* [Given task]:
Copy out each line exactly; pictures stay out of the copy.

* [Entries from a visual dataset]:
....
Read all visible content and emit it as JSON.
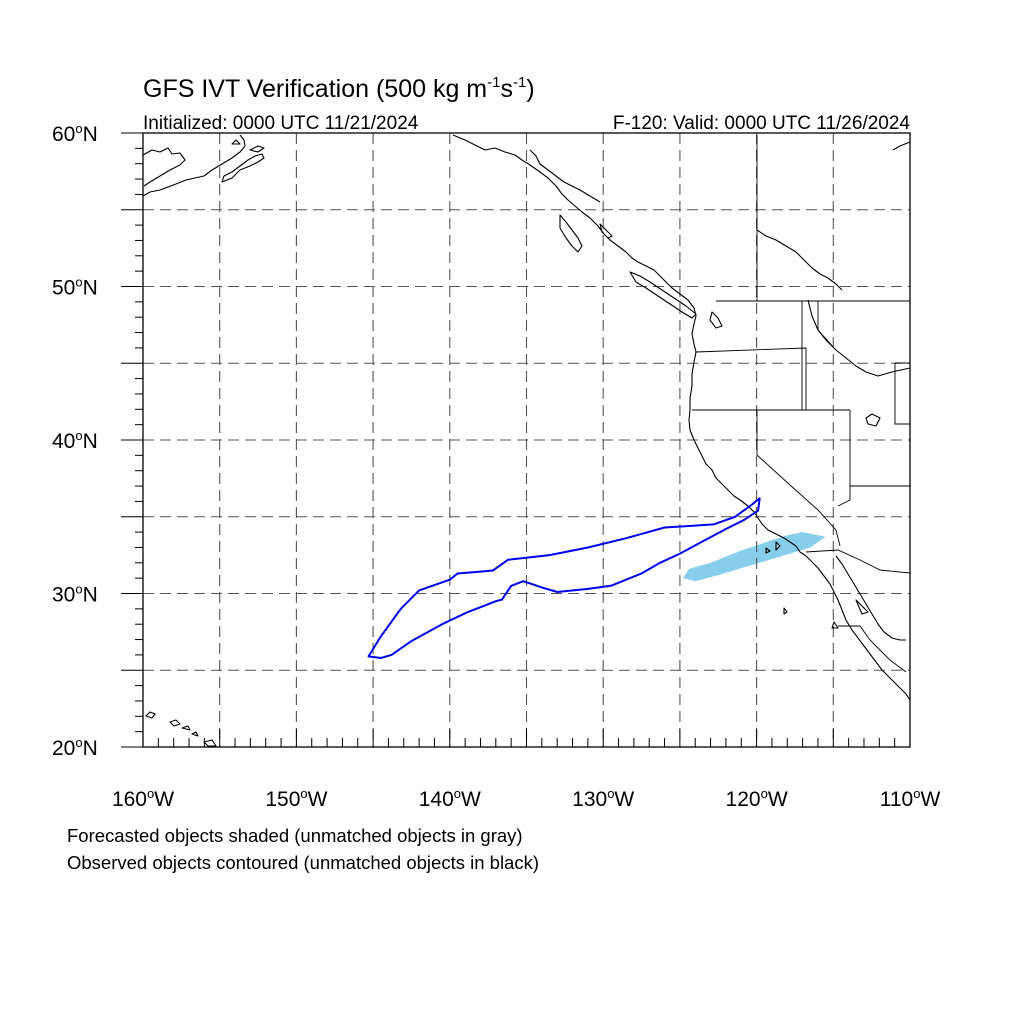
{
  "title": {
    "main": "GFS IVT Verification (500 kg m",
    "exp1": "-1",
    "mid": "s",
    "exp2": "-1",
    "end": ")"
  },
  "subtitle": {
    "left": "Initialized: 0000 UTC 11/21/2024",
    "right": "F-120: Valid: 0000 UTC 11/26/2024"
  },
  "axes": {
    "lon_range": [
      -160,
      -110
    ],
    "lat_range": [
      20,
      60
    ],
    "lon_ticks": [
      {
        "value": -160,
        "label": "160",
        "hemi": "W"
      },
      {
        "value": -150,
        "label": "150",
        "hemi": "W"
      },
      {
        "value": -140,
        "label": "140",
        "hemi": "W"
      },
      {
        "value": -130,
        "label": "130",
        "hemi": "W"
      },
      {
        "value": -120,
        "label": "120",
        "hemi": "W"
      },
      {
        "value": -110,
        "label": "110",
        "hemi": "W"
      }
    ],
    "lat_ticks": [
      {
        "value": 60,
        "label": "60",
        "hemi": "N"
      },
      {
        "value": 50,
        "label": "50",
        "hemi": "N"
      },
      {
        "value": 40,
        "label": "40",
        "hemi": "N"
      },
      {
        "value": 30,
        "label": "30",
        "hemi": "N"
      },
      {
        "value": 20,
        "label": "20",
        "hemi": "N"
      }
    ],
    "degree_symbol": "o",
    "grid_spacing_deg": 5,
    "grid_style": "dashed"
  },
  "objects": {
    "forecast": {
      "description_role": "shaded",
      "color": "#87ceeb",
      "outline": [
        [
          -124.8,
          31.0
        ],
        [
          -124.4,
          31.6
        ],
        [
          -123.0,
          32.0
        ],
        [
          -121.0,
          32.8
        ],
        [
          -119.5,
          33.3
        ],
        [
          -118.0,
          33.8
        ],
        [
          -117.0,
          34.0
        ],
        [
          -115.5,
          33.7
        ],
        [
          -116.5,
          33.0
        ],
        [
          -118.5,
          32.4
        ],
        [
          -120.5,
          31.8
        ],
        [
          -122.5,
          31.2
        ],
        [
          -124.0,
          30.8
        ]
      ]
    },
    "observed": {
      "description_role": "contoured",
      "color": "#0000ee",
      "outline": [
        [
          -145.3,
          25.9
        ],
        [
          -144.5,
          27.2
        ],
        [
          -143.2,
          29.0
        ],
        [
          -142.0,
          30.2
        ],
        [
          -140.0,
          30.9
        ],
        [
          -139.5,
          31.3
        ],
        [
          -138.3,
          31.4
        ],
        [
          -137.2,
          31.5
        ],
        [
          -136.2,
          32.2
        ],
        [
          -133.5,
          32.5
        ],
        [
          -131.0,
          33.0
        ],
        [
          -128.5,
          33.6
        ],
        [
          -126.0,
          34.3
        ],
        [
          -124.4,
          34.4
        ],
        [
          -122.8,
          34.5
        ],
        [
          -121.4,
          35.0
        ],
        [
          -120.3,
          35.8
        ],
        [
          -119.8,
          36.2
        ],
        [
          -119.9,
          35.4
        ],
        [
          -120.8,
          34.8
        ],
        [
          -122.0,
          34.2
        ],
        [
          -123.5,
          33.4
        ],
        [
          -125.0,
          32.6
        ],
        [
          -126.3,
          32.0
        ],
        [
          -127.5,
          31.3
        ],
        [
          -129.5,
          30.5
        ],
        [
          -131.0,
          30.3
        ],
        [
          -133.0,
          30.1
        ],
        [
          -134.0,
          30.4
        ],
        [
          -135.2,
          30.8
        ],
        [
          -136.0,
          30.5
        ],
        [
          -136.6,
          29.6
        ],
        [
          -137.0,
          29.5
        ],
        [
          -137.5,
          29.3
        ],
        [
          -138.8,
          28.8
        ],
        [
          -140.5,
          28.0
        ],
        [
          -142.5,
          26.9
        ],
        [
          -143.8,
          26.0
        ],
        [
          -144.5,
          25.8
        ],
        [
          -145.3,
          25.9
        ]
      ]
    }
  },
  "footnotes": {
    "line1": "Forecasted objects shaded (unmatched objects in gray)",
    "line2": "Observed objects contoured (unmatched objects in black)"
  }
}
....
* [Task output]:
Read all visible content and emit it as JSON.
{
  "title": {
    "main": "GFS IVT Verification (500 kg m",
    "exp1": "-1",
    "mid": "s",
    "exp2": "-1",
    "end": ")"
  },
  "subtitle": {
    "left": "Initialized: 0000 UTC 11/21/2024",
    "right": "F-120: Valid: 0000 UTC 11/26/2024"
  },
  "axes": {
    "lon_range": [
      -160,
      -110
    ],
    "lat_range": [
      20,
      60
    ],
    "lon_ticks": [
      {
        "value": -160,
        "label": "160",
        "hemi": "W"
      },
      {
        "value": -150,
        "label": "150",
        "hemi": "W"
      },
      {
        "value": -140,
        "label": "140",
        "hemi": "W"
      },
      {
        "value": -130,
        "label": "130",
        "hemi": "W"
      },
      {
        "value": -120,
        "label": "120",
        "hemi": "W"
      },
      {
        "value": -110,
        "label": "110",
        "hemi": "W"
      }
    ],
    "lat_ticks": [
      {
        "value": 60,
        "label": "60",
        "hemi": "N"
      },
      {
        "value": 50,
        "label": "50",
        "hemi": "N"
      },
      {
        "value": 40,
        "label": "40",
        "hemi": "N"
      },
      {
        "value": 30,
        "label": "30",
        "hemi": "N"
      },
      {
        "value": 20,
        "label": "20",
        "hemi": "N"
      }
    ],
    "degree_symbol": "o",
    "grid_spacing_deg": 5,
    "grid_style": "dashed"
  },
  "objects": {
    "forecast": {
      "description_role": "shaded",
      "color": "#87ceeb",
      "outline": [
        [
          -124.8,
          31.0
        ],
        [
          -124.4,
          31.6
        ],
        [
          -123.0,
          32.0
        ],
        [
          -121.0,
          32.8
        ],
        [
          -119.5,
          33.3
        ],
        [
          -118.0,
          33.8
        ],
        [
          -117.0,
          34.0
        ],
        [
          -115.5,
          33.7
        ],
        [
          -116.5,
          33.0
        ],
        [
          -118.5,
          32.4
        ],
        [
          -120.5,
          31.8
        ],
        [
          -122.5,
          31.2
        ],
        [
          -124.0,
          30.8
        ]
      ]
    },
    "observed": {
      "description_role": "contoured",
      "color": "#0000ee",
      "outline": [
        [
          -145.3,
          25.9
        ],
        [
          -144.5,
          27.2
        ],
        [
          -143.2,
          29.0
        ],
        [
          -142.0,
          30.2
        ],
        [
          -140.0,
          30.9
        ],
        [
          -139.5,
          31.3
        ],
        [
          -138.3,
          31.4
        ],
        [
          -137.2,
          31.5
        ],
        [
          -136.2,
          32.2
        ],
        [
          -133.5,
          32.5
        ],
        [
          -131.0,
          33.0
        ],
        [
          -128.5,
          33.6
        ],
        [
          -126.0,
          34.3
        ],
        [
          -124.4,
          34.4
        ],
        [
          -122.8,
          34.5
        ],
        [
          -121.4,
          35.0
        ],
        [
          -120.3,
          35.8
        ],
        [
          -119.8,
          36.2
        ],
        [
          -119.9,
          35.4
        ],
        [
          -120.8,
          34.8
        ],
        [
          -122.0,
          34.2
        ],
        [
          -123.5,
          33.4
        ],
        [
          -125.0,
          32.6
        ],
        [
          -126.3,
          32.0
        ],
        [
          -127.5,
          31.3
        ],
        [
          -129.5,
          30.5
        ],
        [
          -131.0,
          30.3
        ],
        [
          -133.0,
          30.1
        ],
        [
          -134.0,
          30.4
        ],
        [
          -135.2,
          30.8
        ],
        [
          -136.0,
          30.5
        ],
        [
          -136.6,
          29.6
        ],
        [
          -137.0,
          29.5
        ],
        [
          -137.5,
          29.3
        ],
        [
          -138.8,
          28.8
        ],
        [
          -140.5,
          28.0
        ],
        [
          -142.5,
          26.9
        ],
        [
          -143.8,
          26.0
        ],
        [
          -144.5,
          25.8
        ],
        [
          -145.3,
          25.9
        ]
      ]
    }
  },
  "footnotes": {
    "line1": "Forecasted objects shaded (unmatched objects in gray)",
    "line2": "Observed objects contoured (unmatched objects in black)"
  }
}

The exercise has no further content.